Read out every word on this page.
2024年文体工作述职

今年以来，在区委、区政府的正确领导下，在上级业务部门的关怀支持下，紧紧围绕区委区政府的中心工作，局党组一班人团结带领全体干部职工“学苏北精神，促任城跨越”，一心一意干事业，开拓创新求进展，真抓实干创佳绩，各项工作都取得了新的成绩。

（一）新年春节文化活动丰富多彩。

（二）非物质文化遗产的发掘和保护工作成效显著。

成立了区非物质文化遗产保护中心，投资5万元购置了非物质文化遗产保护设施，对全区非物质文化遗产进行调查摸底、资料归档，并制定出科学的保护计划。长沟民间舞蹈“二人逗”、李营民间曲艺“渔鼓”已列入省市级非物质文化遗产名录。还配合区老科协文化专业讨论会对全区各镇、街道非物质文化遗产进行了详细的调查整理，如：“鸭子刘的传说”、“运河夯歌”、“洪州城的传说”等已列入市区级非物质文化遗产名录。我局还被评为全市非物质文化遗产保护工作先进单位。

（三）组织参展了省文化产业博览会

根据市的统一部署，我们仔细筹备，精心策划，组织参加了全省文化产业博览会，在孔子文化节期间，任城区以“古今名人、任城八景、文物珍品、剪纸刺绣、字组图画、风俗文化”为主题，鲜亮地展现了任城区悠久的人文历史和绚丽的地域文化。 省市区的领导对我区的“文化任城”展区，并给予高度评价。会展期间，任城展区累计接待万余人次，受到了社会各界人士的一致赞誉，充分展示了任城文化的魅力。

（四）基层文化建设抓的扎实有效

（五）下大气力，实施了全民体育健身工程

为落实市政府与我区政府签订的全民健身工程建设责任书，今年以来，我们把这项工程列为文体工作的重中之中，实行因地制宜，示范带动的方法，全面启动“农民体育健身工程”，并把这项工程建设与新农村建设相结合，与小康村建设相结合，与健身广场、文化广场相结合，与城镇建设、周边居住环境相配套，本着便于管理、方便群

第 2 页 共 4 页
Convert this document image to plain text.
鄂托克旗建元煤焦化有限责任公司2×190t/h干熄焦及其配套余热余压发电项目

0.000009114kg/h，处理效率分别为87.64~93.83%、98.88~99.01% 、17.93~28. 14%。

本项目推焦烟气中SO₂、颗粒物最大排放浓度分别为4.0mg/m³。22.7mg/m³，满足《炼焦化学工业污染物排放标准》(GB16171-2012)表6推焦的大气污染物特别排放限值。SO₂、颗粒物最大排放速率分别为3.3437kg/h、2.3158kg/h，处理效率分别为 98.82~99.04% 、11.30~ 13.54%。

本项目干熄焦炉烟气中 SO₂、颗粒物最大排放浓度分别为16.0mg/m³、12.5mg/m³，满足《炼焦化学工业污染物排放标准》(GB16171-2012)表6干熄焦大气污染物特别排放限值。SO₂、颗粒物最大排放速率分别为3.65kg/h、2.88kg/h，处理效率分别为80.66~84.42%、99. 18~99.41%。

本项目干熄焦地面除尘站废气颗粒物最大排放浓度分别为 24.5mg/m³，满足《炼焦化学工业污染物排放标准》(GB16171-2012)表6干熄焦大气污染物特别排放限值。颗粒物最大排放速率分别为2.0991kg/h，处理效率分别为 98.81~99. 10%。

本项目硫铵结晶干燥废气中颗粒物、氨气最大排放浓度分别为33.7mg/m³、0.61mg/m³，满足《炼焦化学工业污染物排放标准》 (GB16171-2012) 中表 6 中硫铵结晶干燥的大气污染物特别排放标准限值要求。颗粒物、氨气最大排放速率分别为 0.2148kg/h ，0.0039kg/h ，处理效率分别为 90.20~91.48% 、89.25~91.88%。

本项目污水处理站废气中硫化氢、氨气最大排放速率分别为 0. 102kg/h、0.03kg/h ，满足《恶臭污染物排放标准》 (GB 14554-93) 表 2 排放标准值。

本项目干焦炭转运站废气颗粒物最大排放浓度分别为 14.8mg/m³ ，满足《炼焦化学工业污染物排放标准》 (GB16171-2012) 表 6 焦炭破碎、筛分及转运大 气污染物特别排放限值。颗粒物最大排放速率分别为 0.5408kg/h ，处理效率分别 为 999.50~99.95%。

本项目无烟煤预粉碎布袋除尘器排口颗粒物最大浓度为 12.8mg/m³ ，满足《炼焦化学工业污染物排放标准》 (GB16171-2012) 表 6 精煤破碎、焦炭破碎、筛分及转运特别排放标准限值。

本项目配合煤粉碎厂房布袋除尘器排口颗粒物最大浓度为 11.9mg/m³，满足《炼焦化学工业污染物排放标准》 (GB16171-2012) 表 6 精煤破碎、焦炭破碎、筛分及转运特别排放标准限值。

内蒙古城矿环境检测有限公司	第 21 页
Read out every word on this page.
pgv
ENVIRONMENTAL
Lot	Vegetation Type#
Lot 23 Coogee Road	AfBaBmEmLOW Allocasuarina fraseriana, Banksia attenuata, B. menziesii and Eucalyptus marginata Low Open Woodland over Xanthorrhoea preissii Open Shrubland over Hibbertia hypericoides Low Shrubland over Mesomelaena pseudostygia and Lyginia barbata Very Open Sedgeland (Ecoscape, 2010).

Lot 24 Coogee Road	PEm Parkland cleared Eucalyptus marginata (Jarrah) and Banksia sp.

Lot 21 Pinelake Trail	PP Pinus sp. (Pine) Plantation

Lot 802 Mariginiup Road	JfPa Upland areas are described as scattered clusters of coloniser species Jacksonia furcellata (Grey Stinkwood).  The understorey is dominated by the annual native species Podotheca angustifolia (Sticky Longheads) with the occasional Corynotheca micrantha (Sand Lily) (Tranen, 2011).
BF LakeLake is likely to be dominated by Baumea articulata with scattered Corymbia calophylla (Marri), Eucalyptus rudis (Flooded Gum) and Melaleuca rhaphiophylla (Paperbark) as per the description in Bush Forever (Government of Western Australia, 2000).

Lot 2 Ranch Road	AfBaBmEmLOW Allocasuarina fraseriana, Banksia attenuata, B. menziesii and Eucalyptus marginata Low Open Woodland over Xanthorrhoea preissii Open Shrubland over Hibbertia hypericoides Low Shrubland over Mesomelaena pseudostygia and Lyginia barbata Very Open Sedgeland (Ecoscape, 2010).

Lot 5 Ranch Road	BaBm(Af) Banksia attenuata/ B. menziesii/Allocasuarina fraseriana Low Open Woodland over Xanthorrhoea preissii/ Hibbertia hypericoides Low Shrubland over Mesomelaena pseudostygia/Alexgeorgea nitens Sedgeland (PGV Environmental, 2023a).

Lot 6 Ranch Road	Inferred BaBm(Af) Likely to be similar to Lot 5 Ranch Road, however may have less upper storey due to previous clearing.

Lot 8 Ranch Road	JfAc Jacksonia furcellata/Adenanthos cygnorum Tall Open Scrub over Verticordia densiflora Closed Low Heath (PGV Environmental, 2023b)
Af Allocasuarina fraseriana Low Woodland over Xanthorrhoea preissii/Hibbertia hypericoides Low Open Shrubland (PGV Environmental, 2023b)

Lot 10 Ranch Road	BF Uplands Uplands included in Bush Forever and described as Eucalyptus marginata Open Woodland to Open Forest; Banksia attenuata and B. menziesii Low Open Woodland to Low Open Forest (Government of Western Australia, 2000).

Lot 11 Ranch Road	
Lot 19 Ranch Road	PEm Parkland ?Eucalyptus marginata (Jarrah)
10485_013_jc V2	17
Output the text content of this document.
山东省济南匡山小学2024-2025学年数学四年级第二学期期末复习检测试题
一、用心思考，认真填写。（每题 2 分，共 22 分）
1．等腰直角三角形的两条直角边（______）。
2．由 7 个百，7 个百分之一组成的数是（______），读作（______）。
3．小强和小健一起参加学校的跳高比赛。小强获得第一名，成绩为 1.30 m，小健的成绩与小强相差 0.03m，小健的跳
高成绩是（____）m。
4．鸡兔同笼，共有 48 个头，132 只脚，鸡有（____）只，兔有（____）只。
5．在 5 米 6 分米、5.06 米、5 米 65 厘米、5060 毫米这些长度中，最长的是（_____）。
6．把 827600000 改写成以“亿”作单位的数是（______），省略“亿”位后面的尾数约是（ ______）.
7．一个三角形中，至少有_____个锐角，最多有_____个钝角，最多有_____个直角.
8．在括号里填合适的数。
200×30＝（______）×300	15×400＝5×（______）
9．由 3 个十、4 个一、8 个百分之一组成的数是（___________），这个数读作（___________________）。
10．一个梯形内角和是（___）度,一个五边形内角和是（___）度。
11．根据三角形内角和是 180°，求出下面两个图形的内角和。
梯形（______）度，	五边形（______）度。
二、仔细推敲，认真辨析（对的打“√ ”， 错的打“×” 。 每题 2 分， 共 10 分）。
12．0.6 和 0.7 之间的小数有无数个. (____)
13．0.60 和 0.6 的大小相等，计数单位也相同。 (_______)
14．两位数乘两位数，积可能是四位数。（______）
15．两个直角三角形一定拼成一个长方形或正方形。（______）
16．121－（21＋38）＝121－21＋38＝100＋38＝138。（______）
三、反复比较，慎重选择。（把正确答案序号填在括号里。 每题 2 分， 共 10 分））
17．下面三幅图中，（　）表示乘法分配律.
━━━
From the records above, pick out and copy each line holding the word "marginata".

Task answer
Lot 23 Coogee Road	AfBaBmEmLOW Allocasuarina fraseriana, Banksia attenuata, B. menziesii and Eucalyptus marginata Low Open Woodland over Xanthorrhoea preissii Open Shrubland over Hibbertia hypericoides Low Shrubland over Mesomelaena pseudostygia and Lyginia barbata Very Open Sedgeland (Ecoscape, 2010).
Lot 24 Coogee Road	PEm Parkland cleared Eucalyptus marginata (Jarrah) and Banksia sp.
Lot 2 Ranch Road	AfBaBmEmLOW Allocasuarina fraseriana, Banksia attenuata, B. menziesii and Eucalyptus marginata Low Open Woodland over Xanthorrhoea preissii Open Shrubland over Hibbertia hypericoides Low Shrubland over Mesomelaena pseudostygia and Lyginia barbata Very Open Sedgeland (Ecoscape, 2010).
Lot 10 Ranch Road	BF Uplands Uplands included in Bush Forever and described as Eucalyptus marginata Open Woodland to Open Forest; Banksia attenuata and B. menziesii Low Open Woodland to Low Open Forest (Government of Western Australia, 2000).
Lot 19 Ranch Road	PEm Parkland ?Eucalyptus marginata (Jarrah)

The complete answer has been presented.